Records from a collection
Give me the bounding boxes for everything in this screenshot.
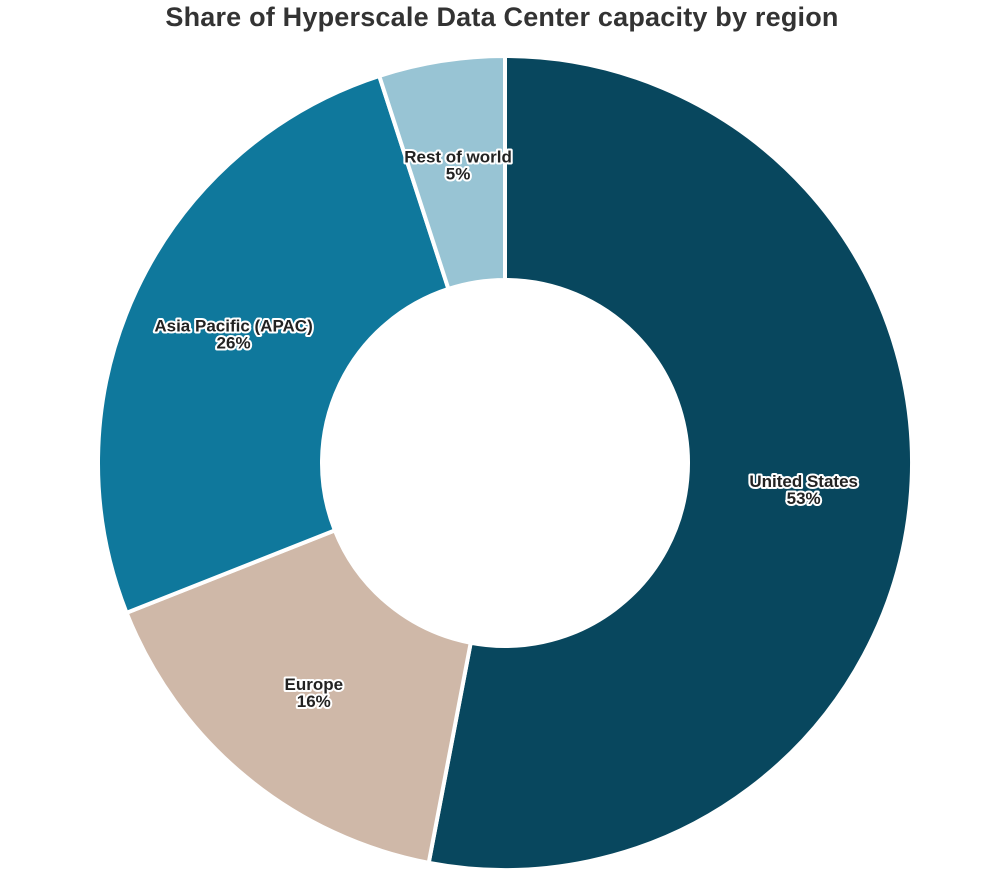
slice-label-united-states: United States 53% (749, 472, 858, 508)
slice-label-asia-pacific-apac: Asia Pacific (APAC) 26% (154, 316, 312, 352)
slice-europe[interactable] (124, 528, 473, 865)
slice-rest-of-world[interactable] (377, 54, 507, 291)
slice-label-value: 16% (297, 692, 331, 711)
slice-label-value: 5% (446, 165, 471, 184)
slice-asia-pacific-apac[interactable] (96, 73, 451, 615)
slice-label-value: 26% (217, 333, 251, 352)
slice-united-states[interactable] (426, 54, 914, 872)
slice-label-value: 53% (787, 489, 821, 508)
chart-title: Share of Hyperscale Data Center capacity… (165, 2, 839, 32)
slice-label-europe: Europe 16% (284, 675, 343, 711)
slice-label-name: United States (749, 472, 858, 491)
donut-labels: United States 53% Europe 16% Asia Pacific (A… (152, 146, 860, 713)
slice-label-name: Rest of world (404, 148, 512, 167)
slice-label-rest-of-world: Rest of world 5% (404, 148, 512, 184)
slice-label-name: Asia Pacific (APAC) (154, 316, 312, 335)
donut-slices (96, 54, 914, 872)
slice-label-name: Europe (284, 675, 343, 694)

• [YOUR TASK]: Rewrite the whole listing, substituting "clickable" for every "interactable" and keeping all else unchanged. Leave out the picture.

• [PROBLEM SOLUTION]:
Give me the bounding boxes for everything in this screenshot.
slice-label-united-states: United States 53% (749, 472, 858, 508)
slice-label-asia-pacific-apac: Asia Pacific (APAC) 26% (154, 316, 312, 352)
slice-europe[clickable] (124, 528, 473, 865)
slice-rest-of-world[clickable] (377, 54, 507, 291)
slice-label-value: 16% (297, 692, 331, 711)
slice-label-value: 5% (446, 165, 471, 184)
slice-asia-pacific-apac[clickable] (96, 73, 451, 615)
slice-label-value: 26% (217, 333, 251, 352)
slice-united-states[clickable] (426, 54, 914, 872)
slice-label-value: 53% (787, 489, 821, 508)
chart-title: Share of Hyperscale Data Center capacity… (165, 2, 839, 32)
slice-label-europe: Europe 16% (284, 675, 343, 711)
slice-label-name: United States (749, 472, 858, 491)
donut-labels: United States 53% Europe 16% Asia Pacific (A… (152, 146, 860, 713)
slice-label-name: Rest of world (404, 148, 512, 167)
slice-label-rest-of-world: Rest of world 5% (404, 148, 512, 184)
slice-label-name: Asia Pacific (APAC) (154, 316, 312, 335)
donut-slices (96, 54, 914, 872)
slice-label-name: Europe (284, 675, 343, 694)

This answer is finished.